- Aim of the task -
Extract the lines that hold the string "Hearings".

- Data to use -
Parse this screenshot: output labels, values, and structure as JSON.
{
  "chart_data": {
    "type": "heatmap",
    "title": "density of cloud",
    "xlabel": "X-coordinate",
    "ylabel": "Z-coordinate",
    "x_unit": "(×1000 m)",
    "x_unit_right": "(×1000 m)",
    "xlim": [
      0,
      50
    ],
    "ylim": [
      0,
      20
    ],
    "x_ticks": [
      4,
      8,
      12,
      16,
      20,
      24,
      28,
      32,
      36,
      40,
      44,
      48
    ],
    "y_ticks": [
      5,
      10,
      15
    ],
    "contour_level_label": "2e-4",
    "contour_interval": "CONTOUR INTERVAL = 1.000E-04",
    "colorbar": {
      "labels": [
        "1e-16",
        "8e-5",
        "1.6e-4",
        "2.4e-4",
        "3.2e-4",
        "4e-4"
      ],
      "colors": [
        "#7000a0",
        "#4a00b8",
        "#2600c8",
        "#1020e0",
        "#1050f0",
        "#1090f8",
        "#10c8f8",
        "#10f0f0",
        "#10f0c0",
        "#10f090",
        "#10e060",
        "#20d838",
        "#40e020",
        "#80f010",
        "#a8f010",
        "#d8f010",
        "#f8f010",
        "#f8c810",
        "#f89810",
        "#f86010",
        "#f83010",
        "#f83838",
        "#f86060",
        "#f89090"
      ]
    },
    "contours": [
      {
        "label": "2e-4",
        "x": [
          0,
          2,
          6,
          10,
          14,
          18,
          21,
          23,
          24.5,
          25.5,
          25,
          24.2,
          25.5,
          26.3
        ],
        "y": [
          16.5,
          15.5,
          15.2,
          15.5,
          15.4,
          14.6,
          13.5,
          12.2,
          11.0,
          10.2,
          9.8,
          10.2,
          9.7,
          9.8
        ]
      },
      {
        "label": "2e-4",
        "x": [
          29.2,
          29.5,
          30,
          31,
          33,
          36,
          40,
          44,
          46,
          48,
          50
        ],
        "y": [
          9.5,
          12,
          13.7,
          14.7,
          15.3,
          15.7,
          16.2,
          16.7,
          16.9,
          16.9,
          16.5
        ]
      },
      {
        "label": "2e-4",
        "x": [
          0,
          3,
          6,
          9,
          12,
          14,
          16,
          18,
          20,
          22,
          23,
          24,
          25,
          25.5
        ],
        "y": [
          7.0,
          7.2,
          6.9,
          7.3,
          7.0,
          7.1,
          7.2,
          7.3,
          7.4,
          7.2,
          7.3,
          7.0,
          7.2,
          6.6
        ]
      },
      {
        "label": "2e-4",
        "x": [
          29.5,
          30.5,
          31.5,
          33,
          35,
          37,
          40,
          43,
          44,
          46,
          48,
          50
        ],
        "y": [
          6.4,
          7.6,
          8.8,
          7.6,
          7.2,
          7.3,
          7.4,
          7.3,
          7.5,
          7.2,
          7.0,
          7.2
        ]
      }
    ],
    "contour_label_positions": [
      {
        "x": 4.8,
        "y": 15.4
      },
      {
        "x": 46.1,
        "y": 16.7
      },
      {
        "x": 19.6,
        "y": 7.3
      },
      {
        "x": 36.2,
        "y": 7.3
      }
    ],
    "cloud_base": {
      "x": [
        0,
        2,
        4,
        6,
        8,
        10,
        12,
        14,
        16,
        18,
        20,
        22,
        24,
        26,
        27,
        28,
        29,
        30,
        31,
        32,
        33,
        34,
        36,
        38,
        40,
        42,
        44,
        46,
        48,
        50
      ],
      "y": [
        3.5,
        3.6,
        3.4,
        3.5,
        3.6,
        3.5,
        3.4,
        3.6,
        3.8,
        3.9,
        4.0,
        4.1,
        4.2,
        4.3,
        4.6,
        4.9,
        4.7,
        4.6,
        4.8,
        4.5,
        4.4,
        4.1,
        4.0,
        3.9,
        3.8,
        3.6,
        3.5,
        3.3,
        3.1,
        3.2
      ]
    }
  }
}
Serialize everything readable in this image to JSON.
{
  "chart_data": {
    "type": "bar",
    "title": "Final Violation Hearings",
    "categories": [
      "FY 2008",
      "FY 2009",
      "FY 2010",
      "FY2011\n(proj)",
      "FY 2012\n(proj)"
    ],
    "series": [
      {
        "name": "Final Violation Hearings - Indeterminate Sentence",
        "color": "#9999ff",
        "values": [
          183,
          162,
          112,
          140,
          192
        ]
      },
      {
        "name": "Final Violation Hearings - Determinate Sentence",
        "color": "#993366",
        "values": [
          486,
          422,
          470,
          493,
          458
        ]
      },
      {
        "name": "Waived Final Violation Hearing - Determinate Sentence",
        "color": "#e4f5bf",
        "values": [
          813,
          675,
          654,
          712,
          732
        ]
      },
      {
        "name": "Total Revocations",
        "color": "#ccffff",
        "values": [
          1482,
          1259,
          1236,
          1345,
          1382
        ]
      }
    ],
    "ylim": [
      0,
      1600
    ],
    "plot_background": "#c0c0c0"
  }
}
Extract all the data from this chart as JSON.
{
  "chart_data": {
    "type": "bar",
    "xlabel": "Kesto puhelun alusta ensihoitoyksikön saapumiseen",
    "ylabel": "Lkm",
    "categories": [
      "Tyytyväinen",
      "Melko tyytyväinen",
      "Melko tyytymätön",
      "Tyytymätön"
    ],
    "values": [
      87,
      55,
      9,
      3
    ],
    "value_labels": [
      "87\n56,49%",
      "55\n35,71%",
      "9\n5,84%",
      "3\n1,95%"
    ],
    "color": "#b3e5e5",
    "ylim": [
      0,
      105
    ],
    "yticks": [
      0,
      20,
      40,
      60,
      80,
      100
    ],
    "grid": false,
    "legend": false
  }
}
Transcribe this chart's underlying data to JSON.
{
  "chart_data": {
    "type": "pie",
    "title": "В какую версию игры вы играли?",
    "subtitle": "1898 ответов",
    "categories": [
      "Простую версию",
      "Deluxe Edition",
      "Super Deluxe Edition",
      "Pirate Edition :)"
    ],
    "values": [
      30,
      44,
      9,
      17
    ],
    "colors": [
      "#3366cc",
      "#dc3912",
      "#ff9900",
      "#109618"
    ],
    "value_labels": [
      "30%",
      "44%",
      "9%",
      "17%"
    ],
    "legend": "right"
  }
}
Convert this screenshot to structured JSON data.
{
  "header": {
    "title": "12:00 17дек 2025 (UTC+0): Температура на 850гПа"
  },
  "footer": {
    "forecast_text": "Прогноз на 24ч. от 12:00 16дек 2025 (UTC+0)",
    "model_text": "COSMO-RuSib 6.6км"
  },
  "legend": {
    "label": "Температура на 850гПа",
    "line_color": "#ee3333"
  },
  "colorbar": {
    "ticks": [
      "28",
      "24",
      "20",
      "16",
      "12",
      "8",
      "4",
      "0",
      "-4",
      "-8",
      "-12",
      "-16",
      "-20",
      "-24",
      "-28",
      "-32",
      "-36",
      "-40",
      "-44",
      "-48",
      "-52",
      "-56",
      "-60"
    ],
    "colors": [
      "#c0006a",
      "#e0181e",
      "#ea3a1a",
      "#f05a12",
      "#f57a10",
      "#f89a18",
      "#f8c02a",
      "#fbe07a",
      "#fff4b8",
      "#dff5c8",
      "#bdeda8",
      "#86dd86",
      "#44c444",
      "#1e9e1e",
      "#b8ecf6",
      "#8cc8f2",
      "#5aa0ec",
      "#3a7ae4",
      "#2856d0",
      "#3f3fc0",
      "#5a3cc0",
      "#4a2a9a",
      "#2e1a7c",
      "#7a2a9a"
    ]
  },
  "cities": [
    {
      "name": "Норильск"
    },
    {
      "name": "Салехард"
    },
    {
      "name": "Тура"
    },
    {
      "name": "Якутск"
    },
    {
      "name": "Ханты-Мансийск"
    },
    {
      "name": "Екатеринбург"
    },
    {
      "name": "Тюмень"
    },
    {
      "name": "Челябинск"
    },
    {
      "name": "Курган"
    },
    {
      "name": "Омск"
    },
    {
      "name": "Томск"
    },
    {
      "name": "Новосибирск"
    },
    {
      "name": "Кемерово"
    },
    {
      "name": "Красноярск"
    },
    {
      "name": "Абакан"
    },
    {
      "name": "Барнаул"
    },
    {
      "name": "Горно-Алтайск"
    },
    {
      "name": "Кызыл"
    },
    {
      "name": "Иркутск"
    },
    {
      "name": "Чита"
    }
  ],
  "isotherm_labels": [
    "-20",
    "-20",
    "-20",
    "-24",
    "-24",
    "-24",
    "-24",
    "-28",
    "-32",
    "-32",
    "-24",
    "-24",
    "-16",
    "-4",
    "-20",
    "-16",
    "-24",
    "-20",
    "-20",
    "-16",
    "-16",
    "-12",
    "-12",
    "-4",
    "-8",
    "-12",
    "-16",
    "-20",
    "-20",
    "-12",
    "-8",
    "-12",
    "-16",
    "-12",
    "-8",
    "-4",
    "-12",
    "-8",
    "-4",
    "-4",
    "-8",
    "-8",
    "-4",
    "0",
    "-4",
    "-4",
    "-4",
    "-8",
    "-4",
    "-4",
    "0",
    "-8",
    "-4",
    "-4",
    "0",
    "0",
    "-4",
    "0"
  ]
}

- Task result -
    "title": "Final Violation Hearings",
        "name": "Final Violation Hearings - Indeterminate Sentence",
        "name": "Final Violation Hearings - Determinate Sentence",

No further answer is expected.